* Instructions to follow
Repeat, exactly and completely, the material that follows. Omit the pictures.

* Data for processing
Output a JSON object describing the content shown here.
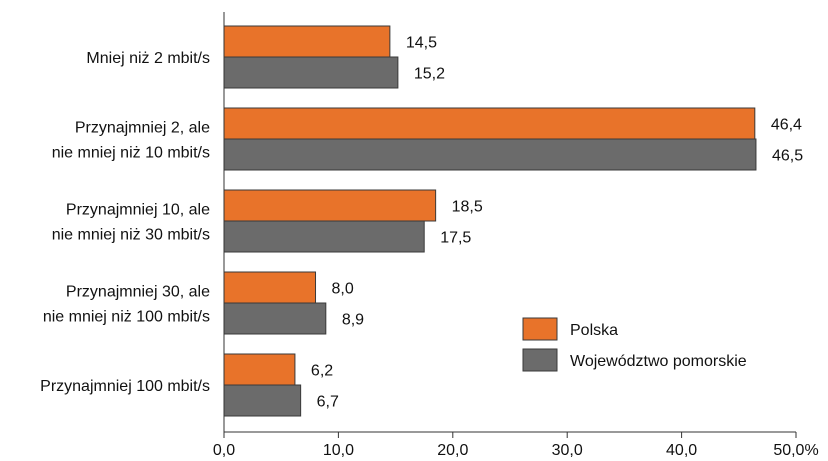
{
  "chart_data": {
    "type": "bar",
    "orientation": "horizontal",
    "title": "",
    "xlabel": "",
    "ylabel": "",
    "categories": [
      [
        "Mniej niż 2 mbit/s"
      ],
      [
        "Przynajmniej 2, ale",
        "nie mniej niż 10 mbit/s"
      ],
      [
        "Przynajmniej 10, ale",
        "nie mniej niż 30 mbit/s"
      ],
      [
        "Przynajmniej 30, ale",
        "nie mniej niż 100 mbit/s"
      ],
      [
        "Przynajmniej 100 mbit/s"
      ]
    ],
    "series": [
      {
        "name": "Polska",
        "color": "#E8732A",
        "values": [
          14.5,
          46.4,
          18.5,
          8.0,
          6.2
        ],
        "labels": [
          "14,5",
          "46,4",
          "18,5",
          "8,0",
          "6,2"
        ]
      },
      {
        "name": "Województwo pomorskie",
        "color": "#6B6B6B",
        "values": [
          15.2,
          46.5,
          17.5,
          8.9,
          6.7
        ],
        "labels": [
          "15,2",
          "46,5",
          "17,5",
          "8,9",
          "6,7"
        ]
      }
    ],
    "xlim": [
      0,
      50
    ],
    "xticks": [
      0,
      10,
      20,
      30,
      40,
      50
    ],
    "xtick_labels": [
      "0,0",
      "10,0",
      "20,0",
      "30,0",
      "40,0",
      "50,0%"
    ],
    "grid": false,
    "legend_position": "bottom-right"
  }
}
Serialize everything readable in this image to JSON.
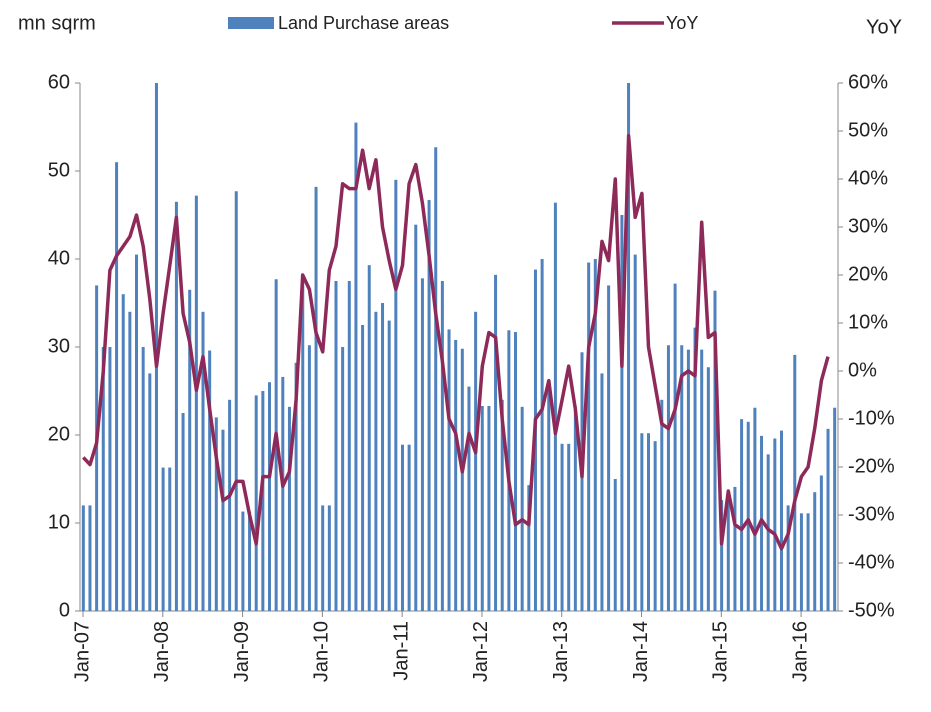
{
  "chart_data": {
    "type": "bar_line",
    "y_label": "mn sqrm",
    "y2_label": "YoY",
    "categories": [
      "Jan-07",
      null,
      null,
      null,
      null,
      null,
      null,
      null,
      null,
      null,
      null,
      null,
      "Jan-08",
      null,
      null,
      null,
      null,
      null,
      null,
      null,
      null,
      null,
      null,
      null,
      "Jan-09",
      null,
      null,
      null,
      null,
      null,
      null,
      null,
      null,
      null,
      null,
      null,
      "Jan-10",
      null,
      null,
      null,
      null,
      null,
      null,
      null,
      null,
      null,
      null,
      null,
      "Jan-11",
      null,
      null,
      null,
      null,
      null,
      null,
      null,
      null,
      null,
      null,
      null,
      "Jan-12",
      null,
      null,
      null,
      null,
      null,
      null,
      null,
      null,
      null,
      null,
      null,
      "Jan-13",
      null,
      null,
      null,
      null,
      null,
      null,
      null,
      null,
      null,
      null,
      null,
      "Jan-14",
      null,
      null,
      null,
      null,
      null,
      null,
      null,
      null,
      null,
      null,
      null,
      "Jan-15",
      null,
      null,
      null,
      null,
      null,
      null,
      null,
      null,
      null,
      null,
      null,
      "Jan-16",
      null,
      null,
      null,
      null,
      null
    ],
    "series": [
      {
        "name": "Land Purchase areas",
        "type": "bar",
        "color": "#4f81bd",
        "values": [
          12,
          12,
          37,
          30,
          30,
          51,
          36,
          34,
          40.5,
          30,
          27,
          60,
          16.3,
          16.3,
          46.5,
          22.5,
          36.5,
          47.2,
          34,
          29.6,
          22,
          20.6,
          24,
          47.7,
          11.3,
          11.3,
          24.5,
          25,
          26,
          37.7,
          26.6,
          23.2,
          28.2,
          37.7,
          30.2,
          48.2,
          12,
          12,
          37.5,
          30,
          37.5,
          55.5,
          32.5,
          39.3,
          34,
          35,
          33,
          49,
          18.9,
          18.9,
          43.9,
          37.8,
          46.7,
          52.7,
          37.5,
          32,
          30.8,
          29.8,
          25.5,
          34,
          23.3,
          23.3,
          38.2,
          24,
          31.9,
          31.7,
          23.2,
          14.3,
          38.8,
          40,
          25.8,
          46.4,
          19,
          19,
          23.2,
          29.4,
          39.6,
          40,
          27,
          37,
          15,
          45,
          60,
          40.5,
          20.2,
          20.2,
          19.3,
          24,
          30.2,
          37.2,
          30.2,
          29.7,
          32.2,
          29.7,
          27.7,
          36.4,
          12.6,
          12.6,
          14.1,
          21.8,
          21.5,
          23.1,
          19.9,
          17.8,
          19.6,
          20.5,
          12,
          29.1,
          11.1,
          11.1,
          13.5,
          15.4,
          20.7,
          23.1
        ]
      },
      {
        "name": "YoY",
        "type": "line",
        "axis": "y2",
        "color": "#8e2a5a",
        "values": [
          -18,
          -19.5,
          -15,
          0,
          21,
          24,
          26,
          28,
          32.5,
          26,
          15,
          1,
          12,
          22,
          32,
          12,
          6,
          -4,
          3,
          -8,
          -18,
          -27,
          -26,
          -23,
          -23,
          -30,
          -36,
          -22,
          -22,
          -13,
          -24,
          -21,
          -6,
          20,
          17,
          8,
          4,
          21,
          26,
          39,
          38,
          38,
          46,
          38,
          44,
          30,
          23,
          17,
          22,
          39,
          43,
          35,
          24,
          12,
          2,
          -10,
          -13,
          -21,
          -13,
          -17,
          1,
          8,
          7,
          -10,
          -23,
          -32,
          -31,
          -32,
          -10,
          -8,
          -2,
          -13,
          -6,
          1,
          -8,
          -22,
          5,
          12,
          27,
          23,
          40,
          1,
          49,
          32,
          37,
          5,
          -3,
          -11,
          -12,
          -8,
          -1,
          0,
          -1,
          31,
          7,
          8,
          -36,
          -25,
          -32,
          -33,
          -31,
          -34,
          -31,
          -33,
          -34,
          -37,
          -34,
          -27,
          -22,
          -20,
          -12,
          -2,
          3,
          null
        ]
      }
    ],
    "ylim": [
      0,
      60
    ],
    "yticks": [
      0,
      10,
      20,
      30,
      40,
      50,
      60
    ],
    "y2lim": [
      -50,
      60
    ],
    "y2ticks": [
      {
        "value": -50,
        "label": "-50%"
      },
      {
        "value": -40,
        "label": "-40%"
      },
      {
        "value": -30,
        "label": "-30%"
      },
      {
        "value": -20,
        "label": "-20%"
      },
      {
        "value": -10,
        "label": "-10%"
      },
      {
        "value": 0,
        "label": "0%"
      },
      {
        "value": 10,
        "label": "10%"
      },
      {
        "value": 20,
        "label": "20%"
      },
      {
        "value": 30,
        "label": "30%"
      },
      {
        "value": 40,
        "label": "40%"
      },
      {
        "value": 50,
        "label": "50%"
      },
      {
        "value": 60,
        "label": "60%"
      }
    ],
    "grid": false
  }
}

* Solution for this task
Output a JSON object describing the content shown here.
{
  "chart_data": {
    "type": "bar",
    "orientation": "horizontal",
    "title": "",
    "xlabel": "",
    "ylabel": "",
    "categories": [
      [
        "Mniej niż 2 mbit/s"
      ],
      [
        "Przynajmniej 2, ale",
        "nie mniej niż 10 mbit/s"
      ],
      [
        "Przynajmniej 10, ale",
        "nie mniej niż 30 mbit/s"
      ],
      [
        "Przynajmniej 30, ale",
        "nie mniej niż 100 mbit/s"
      ],
      [
        "Przynajmniej 100 mbit/s"
      ]
    ],
    "series": [
      {
        "name": "Polska",
        "color": "#E8732A",
        "values": [
          14.5,
          46.4,
          18.5,
          8.0,
          6.2
        ],
        "labels": [
          "14,5",
          "46,4",
          "18,5",
          "8,0",
          "6,2"
        ]
      },
      {
        "name": "Województwo pomorskie",
        "color": "#6B6B6B",
        "values": [
          15.2,
          46.5,
          17.5,
          8.9,
          6.7
        ],
        "labels": [
          "15,2",
          "46,5",
          "17,5",
          "8,9",
          "6,7"
        ]
      }
    ],
    "xlim": [
      0,
      50
    ],
    "xticks": [
      0,
      10,
      20,
      30,
      40,
      50
    ],
    "xtick_labels": [
      "0,0",
      "10,0",
      "20,0",
      "30,0",
      "40,0",
      "50,0%"
    ],
    "grid": false,
    "legend_position": "bottom-right"
  }
}
Serialize everything readable in this image to JSON.
{
  "chart_data": {
    "type": "bar_line",
    "y_label": "mn sqrm",
    "y2_label": "YoY",
    "categories": [
      "Jan-07",
      null,
      null,
      null,
      null,
      null,
      null,
      null,
      null,
      null,
      null,
      null,
      "Jan-08",
      null,
      null,
      null,
      null,
      null,
      null,
      null,
      null,
      null,
      null,
      null,
      "Jan-09",
      null,
      null,
      null,
      null,
      null,
      null,
      null,
      null,
      null,
      null,
      null,
      "Jan-10",
      null,
      null,
      null,
      null,
      null,
      null,
      null,
      null,
      null,
      null,
      null,
      "Jan-11",
      null,
      null,
      null,
      null,
      null,
      null,
      null,
      null,
      null,
      null,
      null,
      "Jan-12",
      null,
      null,
      null,
      null,
      null,
      null,
      null,
      null,
      null,
      null,
      null,
      "Jan-13",
      null,
      null,
      null,
      null,
      null,
      null,
      null,
      null,
      null,
      null,
      null,
      "Jan-14",
      null,
      null,
      null,
      null,
      null,
      null,
      null,
      null,
      null,
      null,
      null,
      "Jan-15",
      null,
      null,
      null,
      null,
      null,
      null,
      null,
      null,
      null,
      null,
      null,
      "Jan-16",
      null,
      null,
      null,
      null,
      null
    ],
    "series": [
      {
        "name": "Land Purchase areas",
        "type": "bar",
        "color": "#4f81bd",
        "values": [
          12,
          12,
          37,
          30,
          30,
          51,
          36,
          34,
          40.5,
          30,
          27,
          60,
          16.3,
          16.3,
          46.5,
          22.5,
          36.5,
          47.2,
          34,
          29.6,
          22,
          20.6,
          24,
          47.7,
          11.3,
          11.3,
          24.5,
          25,
          26,
          37.7,
          26.6,
          23.2,
          28.2,
          37.7,
          30.2,
          48.2,
          12,
          12,
          37.5,
          30,
          37.5,
          55.5,
          32.5,
          39.3,
          34,
          35,
          33,
          49,
          18.9,
          18.9,
          43.9,
          37.8,
          46.7,
          52.7,
          37.5,
          32,
          30.8,
          29.8,
          25.5,
          34,
          23.3,
          23.3,
          38.2,
          24,
          31.9,
          31.7,
          23.2,
          14.3,
          38.8,
          40,
          25.8,
          46.4,
          19,
          19,
          23.2,
          29.4,
          39.6,
          40,
          27,
          37,
          15,
          45,
          60,
          40.5,
          20.2,
          20.2,
          19.3,
          24,
          30.2,
          37.2,
          30.2,
          29.7,
          32.2,
          29.7,
          27.7,
          36.4,
          12.6,
          12.6,
          14.1,
          21.8,
          21.5,
          23.1,
          19.9,
          17.8,
          19.6,
          20.5,
          12,
          29.1,
          11.1,
          11.1,
          13.5,
          15.4,
          20.7,
          23.1
        ]
      },
      {
        "name": "YoY",
        "type": "line",
        "axis": "y2",
        "color": "#8e2a5a",
        "values": [
          -18,
          -19.5,
          -15,
          0,
          21,
          24,
          26,
          28,
          32.5,
          26,
          15,
          1,
          12,
          22,
          32,
          12,
          6,
          -4,
          3,
          -8,
          -18,
          -27,
          -26,
          -23,
          -23,
          -30,
          -36,
          -22,
          -22,
          -13,
          -24,
          -21,
          -6,
          20,
          17,
          8,
          4,
          21,
          26,
          39,
          38,
          38,
          46,
          38,
          44,
          30,
          23,
          17,
          22,
          39,
          43,
          35,
          24,
          12,
          2,
          -10,
          -13,
          -21,
          -13,
          -17,
          1,
          8,
          7,
          -10,
          -23,
          -32,
          -31,
          -32,
          -10,
          -8,
          -2,
          -13,
          -6,
          1,
          -8,
          -22,
          5,
          12,
          27,
          23,
          40,
          1,
          49,
          32,
          37,
          5,
          -3,
          -11,
          -12,
          -8,
          -1,
          0,
          -1,
          31,
          7,
          8,
          -36,
          -25,
          -32,
          -33,
          -31,
          -34,
          -31,
          -33,
          -34,
          -37,
          -34,
          -27,
          -22,
          -20,
          -12,
          -2,
          3,
          null
        ]
      }
    ],
    "ylim": [
      0,
      60
    ],
    "yticks": [
      0,
      10,
      20,
      30,
      40,
      50,
      60
    ],
    "y2lim": [
      -50,
      60
    ],
    "y2ticks": [
      {
        "value": -50,
        "label": "-50%"
      },
      {
        "value": -40,
        "label": "-40%"
      },
      {
        "value": -30,
        "label": "-30%"
      },
      {
        "value": -20,
        "label": "-20%"
      },
      {
        "value": -10,
        "label": "-10%"
      },
      {
        "value": 0,
        "label": "0%"
      },
      {
        "value": 10,
        "label": "10%"
      },
      {
        "value": 20,
        "label": "20%"
      },
      {
        "value": 30,
        "label": "30%"
      },
      {
        "value": 40,
        "label": "40%"
      },
      {
        "value": 50,
        "label": "50%"
      },
      {
        "value": 60,
        "label": "60%"
      }
    ],
    "grid": false
  }
}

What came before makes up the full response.